◆ **DIRECTIONS FOR THIS TASK**:
Copy each line that contains the word "Make".

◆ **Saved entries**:
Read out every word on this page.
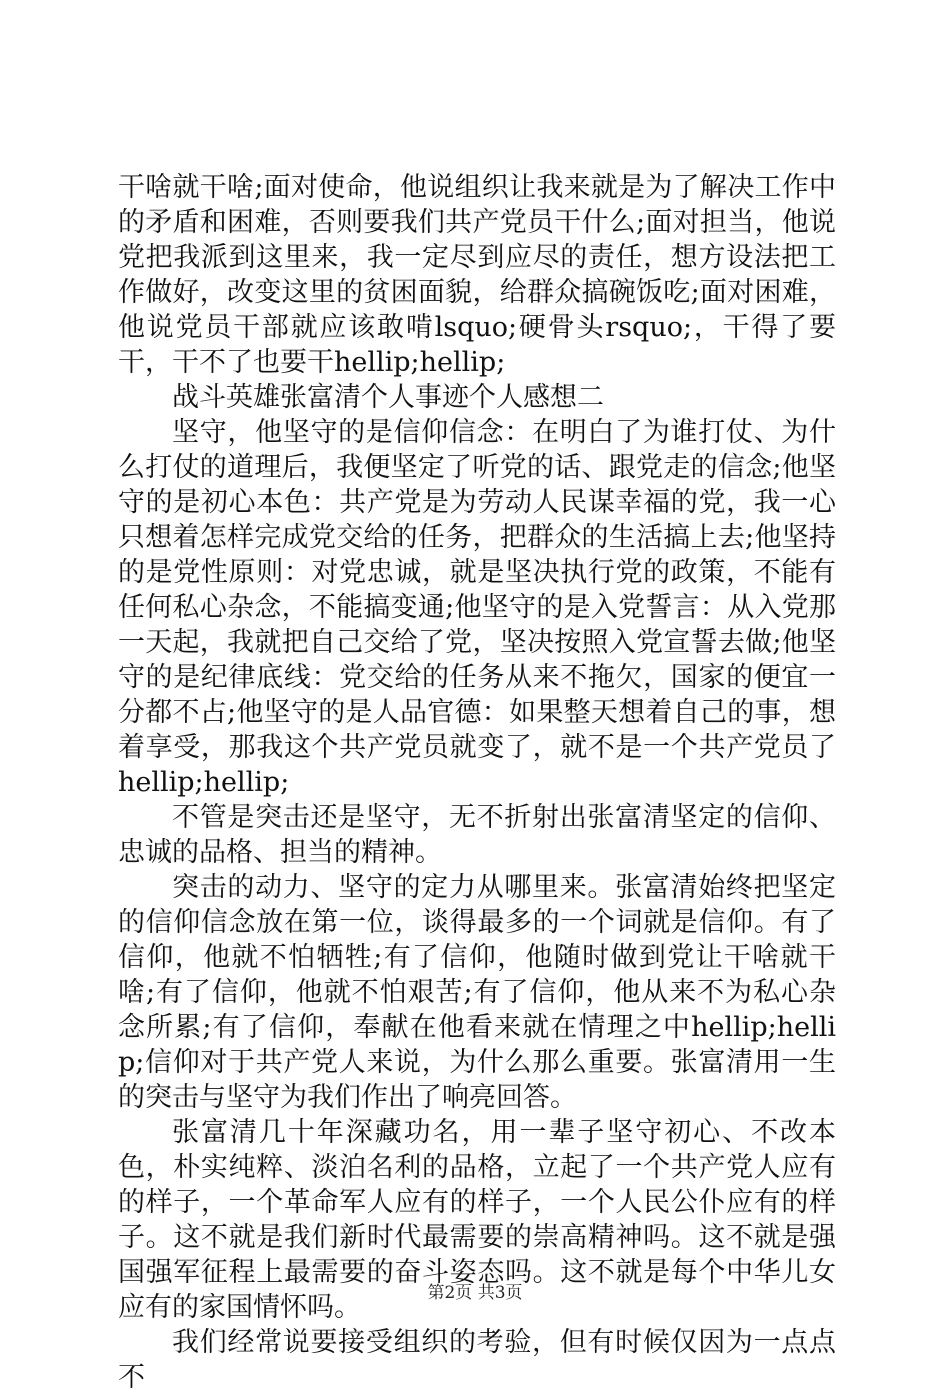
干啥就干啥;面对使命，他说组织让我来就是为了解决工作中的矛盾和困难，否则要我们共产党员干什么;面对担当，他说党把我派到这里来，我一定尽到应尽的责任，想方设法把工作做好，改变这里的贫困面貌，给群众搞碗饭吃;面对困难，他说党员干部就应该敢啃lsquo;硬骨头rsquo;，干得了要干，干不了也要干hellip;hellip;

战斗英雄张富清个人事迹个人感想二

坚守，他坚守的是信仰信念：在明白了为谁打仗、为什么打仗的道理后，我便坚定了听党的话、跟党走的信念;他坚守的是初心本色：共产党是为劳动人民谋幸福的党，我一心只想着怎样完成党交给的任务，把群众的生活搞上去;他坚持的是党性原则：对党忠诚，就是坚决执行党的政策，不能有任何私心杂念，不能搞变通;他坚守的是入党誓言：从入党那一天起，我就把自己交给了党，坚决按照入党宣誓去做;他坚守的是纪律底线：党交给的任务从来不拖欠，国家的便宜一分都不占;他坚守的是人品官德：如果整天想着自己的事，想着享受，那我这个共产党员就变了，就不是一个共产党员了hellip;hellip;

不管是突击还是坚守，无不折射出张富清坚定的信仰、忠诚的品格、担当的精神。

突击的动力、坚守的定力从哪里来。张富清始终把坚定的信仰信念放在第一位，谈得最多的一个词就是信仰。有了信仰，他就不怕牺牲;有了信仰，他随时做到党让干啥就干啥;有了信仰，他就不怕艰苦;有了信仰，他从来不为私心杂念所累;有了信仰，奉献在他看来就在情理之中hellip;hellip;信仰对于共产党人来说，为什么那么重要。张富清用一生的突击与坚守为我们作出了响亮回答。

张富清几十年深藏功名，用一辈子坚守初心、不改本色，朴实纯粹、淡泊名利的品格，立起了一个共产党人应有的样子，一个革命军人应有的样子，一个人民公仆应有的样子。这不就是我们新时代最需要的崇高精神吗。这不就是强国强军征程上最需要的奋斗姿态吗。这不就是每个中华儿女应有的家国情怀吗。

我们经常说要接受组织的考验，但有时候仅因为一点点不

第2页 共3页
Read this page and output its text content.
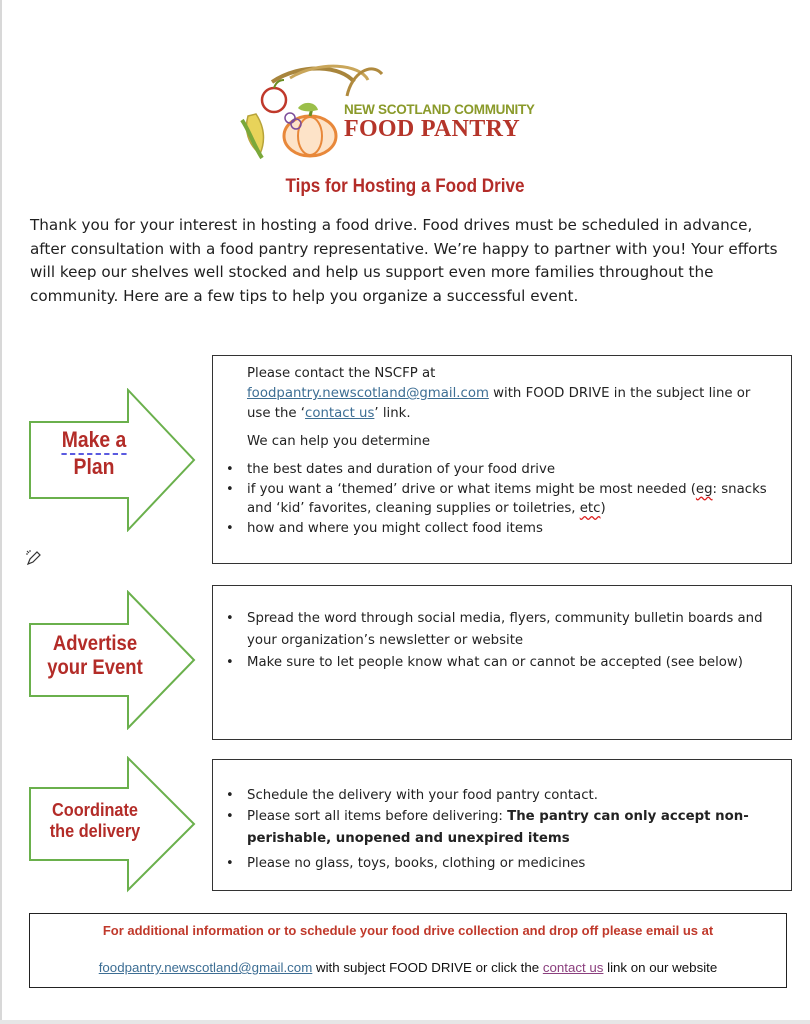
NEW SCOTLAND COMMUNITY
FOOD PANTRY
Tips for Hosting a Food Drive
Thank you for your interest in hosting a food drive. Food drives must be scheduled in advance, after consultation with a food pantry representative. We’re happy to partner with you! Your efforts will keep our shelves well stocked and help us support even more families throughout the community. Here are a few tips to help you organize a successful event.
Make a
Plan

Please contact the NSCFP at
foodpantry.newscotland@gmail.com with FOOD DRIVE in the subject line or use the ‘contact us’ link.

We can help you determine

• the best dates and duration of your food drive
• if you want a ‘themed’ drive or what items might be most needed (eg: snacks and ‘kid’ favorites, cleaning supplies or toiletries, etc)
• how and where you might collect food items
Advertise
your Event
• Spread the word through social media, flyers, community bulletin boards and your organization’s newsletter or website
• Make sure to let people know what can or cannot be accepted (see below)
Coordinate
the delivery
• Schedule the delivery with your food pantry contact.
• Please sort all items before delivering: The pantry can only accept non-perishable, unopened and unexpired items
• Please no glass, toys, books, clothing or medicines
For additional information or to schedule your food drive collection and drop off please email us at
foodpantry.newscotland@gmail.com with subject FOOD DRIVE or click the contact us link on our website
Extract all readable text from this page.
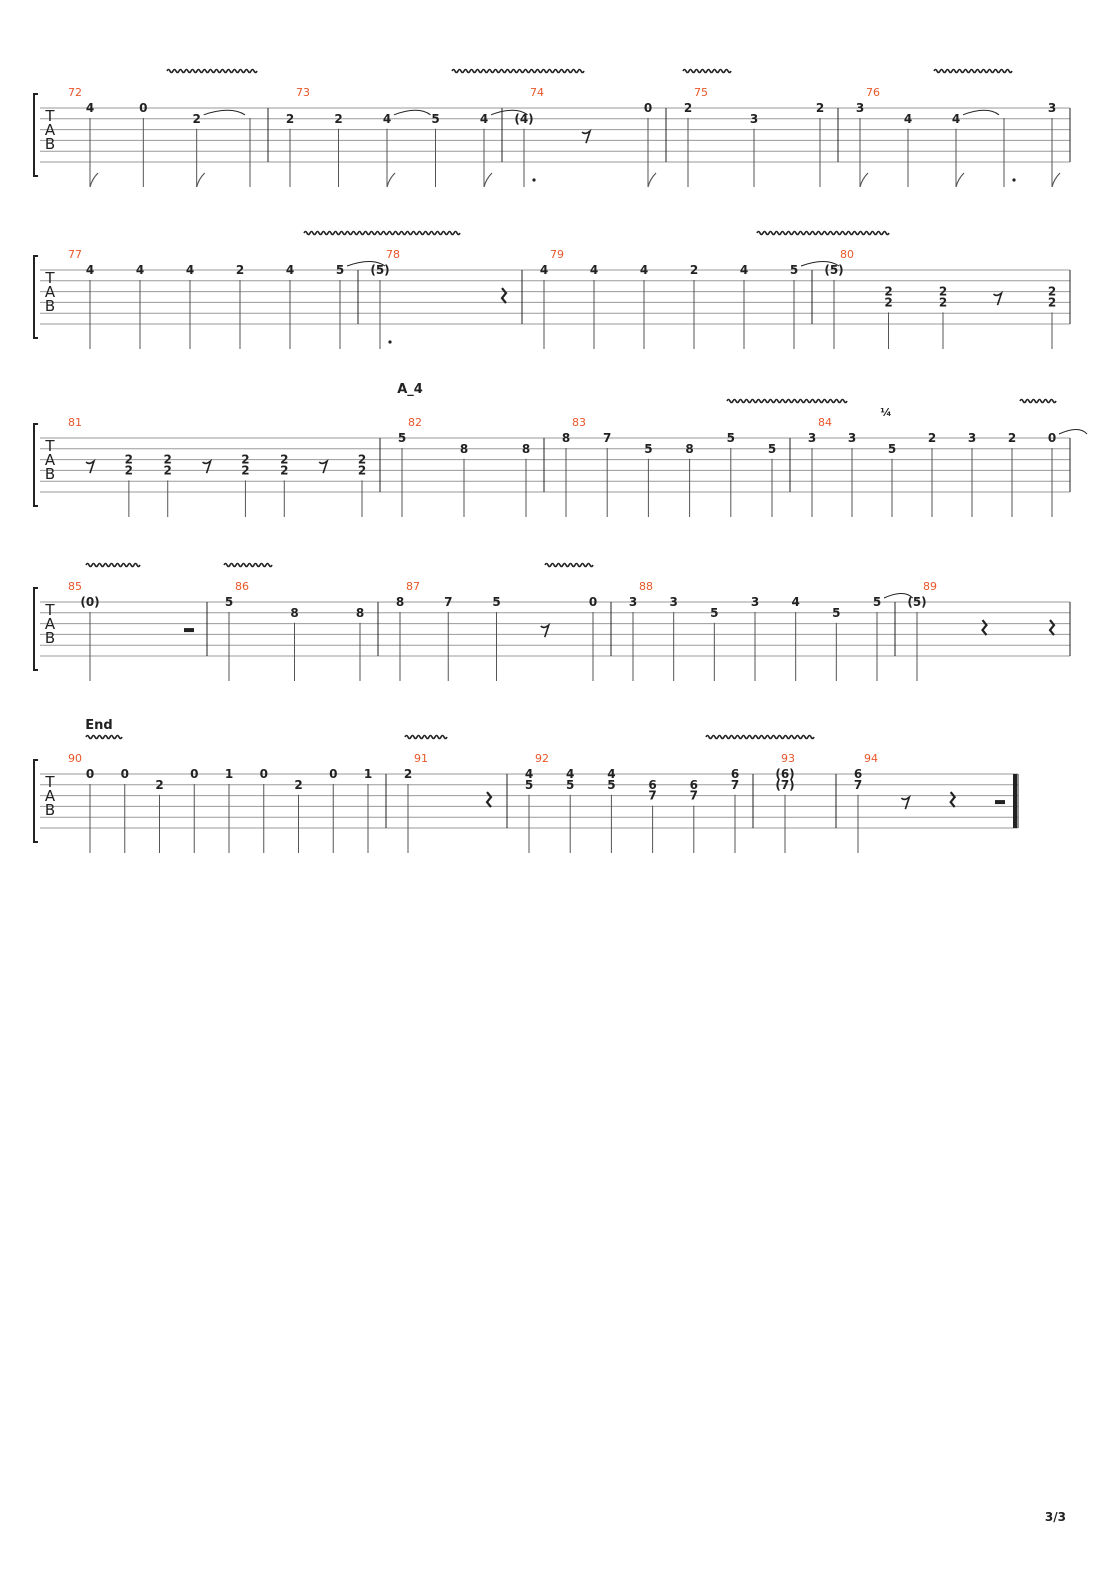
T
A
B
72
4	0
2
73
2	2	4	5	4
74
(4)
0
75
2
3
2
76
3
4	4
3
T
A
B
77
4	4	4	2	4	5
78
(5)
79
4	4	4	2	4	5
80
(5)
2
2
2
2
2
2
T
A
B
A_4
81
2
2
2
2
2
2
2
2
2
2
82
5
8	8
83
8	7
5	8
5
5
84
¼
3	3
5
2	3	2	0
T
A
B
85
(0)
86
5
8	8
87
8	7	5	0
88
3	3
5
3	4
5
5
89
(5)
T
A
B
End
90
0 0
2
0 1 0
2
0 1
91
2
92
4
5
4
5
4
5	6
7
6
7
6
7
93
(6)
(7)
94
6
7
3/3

◆ **SOLUTION FOR THIS EXERCISE**:
Make a
• Make sure to let people know what can or cannot be accepted (see below)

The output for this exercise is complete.